* start *
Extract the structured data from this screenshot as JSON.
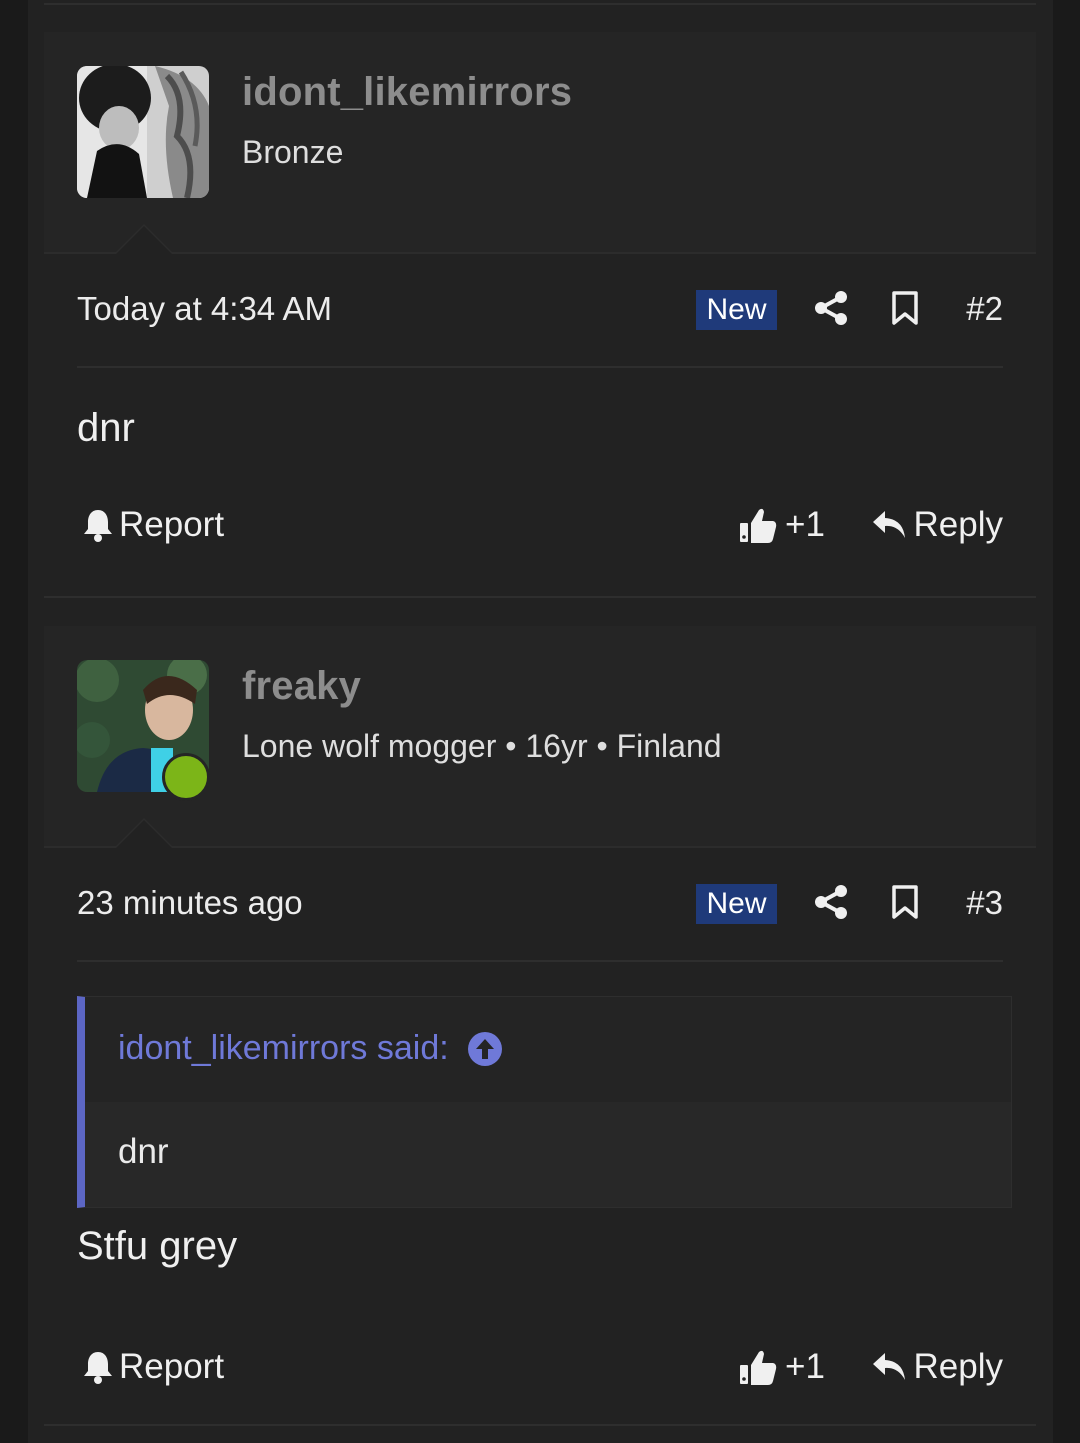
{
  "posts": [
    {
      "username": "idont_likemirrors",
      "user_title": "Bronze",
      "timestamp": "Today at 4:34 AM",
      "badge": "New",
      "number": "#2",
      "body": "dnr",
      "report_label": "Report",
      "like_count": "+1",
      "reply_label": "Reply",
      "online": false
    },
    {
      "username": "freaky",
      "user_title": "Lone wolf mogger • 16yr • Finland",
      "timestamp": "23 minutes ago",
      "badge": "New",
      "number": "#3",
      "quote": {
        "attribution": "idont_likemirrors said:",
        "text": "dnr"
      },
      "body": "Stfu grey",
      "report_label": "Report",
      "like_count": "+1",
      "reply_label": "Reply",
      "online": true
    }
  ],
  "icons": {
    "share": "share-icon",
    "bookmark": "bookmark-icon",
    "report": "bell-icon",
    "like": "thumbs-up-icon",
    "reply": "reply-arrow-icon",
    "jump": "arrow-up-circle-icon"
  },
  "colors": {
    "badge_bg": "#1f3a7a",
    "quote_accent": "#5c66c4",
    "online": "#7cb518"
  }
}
* end *
### Exercise prompt
All of the data needs repeating exactly, but the pictures do not.

### Written answer
Extract the structured data from this screenshot as JSON.
{
  "posts": [
    {
      "username": "idont_likemirrors",
      "user_title": "Bronze",
      "timestamp": "Today at 4:34 AM",
      "badge": "New",
      "number": "#2",
      "body": "dnr",
      "report_label": "Report",
      "like_count": "+1",
      "reply_label": "Reply",
      "online": false
    },
    {
      "username": "freaky",
      "user_title": "Lone wolf mogger • 16yr • Finland",
      "timestamp": "23 minutes ago",
      "badge": "New",
      "number": "#3",
      "quote": {
        "attribution": "idont_likemirrors said:",
        "text": "dnr"
      },
      "body": "Stfu grey",
      "report_label": "Report",
      "like_count": "+1",
      "reply_label": "Reply",
      "online": true
    }
  ],
  "icons": {
    "share": "share-icon",
    "bookmark": "bookmark-icon",
    "report": "bell-icon",
    "like": "thumbs-up-icon",
    "reply": "reply-arrow-icon",
    "jump": "arrow-up-circle-icon"
  },
  "colors": {
    "badge_bg": "#1f3a7a",
    "quote_accent": "#5c66c4",
    "online": "#7cb518"
  }
}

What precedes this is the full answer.